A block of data
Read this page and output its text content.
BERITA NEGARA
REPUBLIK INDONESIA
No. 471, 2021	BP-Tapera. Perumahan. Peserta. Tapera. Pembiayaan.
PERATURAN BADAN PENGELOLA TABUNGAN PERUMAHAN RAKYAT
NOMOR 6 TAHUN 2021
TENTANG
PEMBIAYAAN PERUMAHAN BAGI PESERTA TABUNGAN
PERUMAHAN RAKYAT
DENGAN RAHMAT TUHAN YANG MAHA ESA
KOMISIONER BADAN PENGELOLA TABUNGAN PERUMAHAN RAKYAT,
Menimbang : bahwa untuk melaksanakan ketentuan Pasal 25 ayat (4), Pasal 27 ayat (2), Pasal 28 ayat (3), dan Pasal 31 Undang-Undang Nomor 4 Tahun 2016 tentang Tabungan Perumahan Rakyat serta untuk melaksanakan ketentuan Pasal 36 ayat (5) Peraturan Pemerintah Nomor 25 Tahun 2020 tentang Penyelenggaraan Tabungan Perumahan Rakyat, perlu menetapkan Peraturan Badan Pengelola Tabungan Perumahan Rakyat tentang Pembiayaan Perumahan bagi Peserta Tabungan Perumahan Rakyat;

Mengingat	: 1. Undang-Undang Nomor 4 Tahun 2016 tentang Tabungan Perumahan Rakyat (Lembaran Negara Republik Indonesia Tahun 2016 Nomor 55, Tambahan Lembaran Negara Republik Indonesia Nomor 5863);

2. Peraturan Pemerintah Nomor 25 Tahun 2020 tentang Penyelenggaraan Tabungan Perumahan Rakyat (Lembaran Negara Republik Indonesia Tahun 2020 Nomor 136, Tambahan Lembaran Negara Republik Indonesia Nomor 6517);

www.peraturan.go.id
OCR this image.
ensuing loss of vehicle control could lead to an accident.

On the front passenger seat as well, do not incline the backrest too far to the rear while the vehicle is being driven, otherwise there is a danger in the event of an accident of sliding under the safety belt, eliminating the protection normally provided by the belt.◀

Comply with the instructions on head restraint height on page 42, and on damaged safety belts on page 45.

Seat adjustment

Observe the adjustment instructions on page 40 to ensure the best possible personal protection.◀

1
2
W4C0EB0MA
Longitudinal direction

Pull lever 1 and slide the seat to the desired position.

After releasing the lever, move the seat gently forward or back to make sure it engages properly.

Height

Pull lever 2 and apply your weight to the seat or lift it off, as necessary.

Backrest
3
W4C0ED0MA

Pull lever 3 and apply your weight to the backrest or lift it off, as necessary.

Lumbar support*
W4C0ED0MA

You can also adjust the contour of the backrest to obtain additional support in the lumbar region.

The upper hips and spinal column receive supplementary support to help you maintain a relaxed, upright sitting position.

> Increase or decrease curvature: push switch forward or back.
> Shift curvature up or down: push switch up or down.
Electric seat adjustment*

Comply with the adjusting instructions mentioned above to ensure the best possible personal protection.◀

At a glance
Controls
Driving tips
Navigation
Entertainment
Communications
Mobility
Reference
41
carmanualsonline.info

◆ Task instructions
Extract, word for word, each line of the listing above.

◆ Finished answer
Read this page and output its text content.
BERITA NEGARA
REPUBLIK INDONESIA
No. 471, 2021	BP-Tapera. Perumahan. Peserta. Tapera. Pembiayaan.
PERATURAN BADAN PENGELOLA TABUNGAN PERUMAHAN RAKYAT
NOMOR 6 TAHUN 2021
TENTANG
PEMBIAYAAN PERUMAHAN BAGI PESERTA TABUNGAN
PERUMAHAN RAKYAT
DENGAN RAHMAT TUHAN YANG MAHA ESA
KOMISIONER BADAN PENGELOLA TABUNGAN PERUMAHAN RAKYAT,
Menimbang : bahwa untuk melaksanakan ketentuan Pasal 25 ayat (4), Pasal 27 ayat (2), Pasal 28 ayat (3), dan Pasal 31 Undang-Undang Nomor 4 Tahun 2016 tentang Tabungan Perumahan Rakyat serta untuk melaksanakan ketentuan Pasal 36 ayat (5) Peraturan Pemerintah Nomor 25 Tahun 2020 tentang Penyelenggaraan Tabungan Perumahan Rakyat, perlu menetapkan Peraturan Badan Pengelola Tabungan Perumahan Rakyat tentang Pembiayaan Perumahan bagi Peserta Tabungan Perumahan Rakyat;

Mengingat	: 1. Undang-Undang Nomor 4 Tahun 2016 tentang Tabungan Perumahan Rakyat (Lembaran Negara Republik Indonesia Tahun 2016 Nomor 55, Tambahan Lembaran Negara Republik Indonesia Nomor 5863);

2. Peraturan Pemerintah Nomor 25 Tahun 2020 tentang Penyelenggaraan Tabungan Perumahan Rakyat (Lembaran Negara Republik Indonesia Tahun 2020 Nomor 136, Tambahan Lembaran Negara Republik Indonesia Nomor 6517);

www.peraturan.go.id
OCR this image.
ensuing loss of vehicle control could lead to an accident.

On the front passenger seat as well, do not incline the backrest too far to the rear while the vehicle is being driven, otherwise there is a danger in the event of an accident of sliding under the safety belt, eliminating the protection normally provided by the belt.◀

Comply with the instructions on head restraint height on page 42, and on damaged safety belts on page 45.

Seat adjustment

Observe the adjustment instructions on page 40 to ensure the best possible personal protection.◀

1
2
W4C0EB0MA
Longitudinal direction

Pull lever 1 and slide the seat to the desired position.

After releasing the lever, move the seat gently forward or back to make sure it engages properly.

Height

Pull lever 2 and apply your weight to the seat or lift it off, as necessary.

Backrest
3
W4C0ED0MA

Pull lever 3 and apply your weight to the backrest or lift it off, as necessary.

Lumbar support*
W4C0ED0MA

You can also adjust the contour of the backrest to obtain additional support in the lumbar region.

The upper hips and spinal column receive supplementary support to help you maintain a relaxed, upright sitting position.

> Increase or decrease curvature: push switch forward or back.
> Shift curvature up or down: push switch up or down.
Electric seat adjustment*

Comply with the adjusting instructions mentioned above to ensure the best possible personal protection.◀

At a glance
Controls
Driving tips
Navigation
Entertainment
Communications
Mobility
Reference
41
carmanualsonline.info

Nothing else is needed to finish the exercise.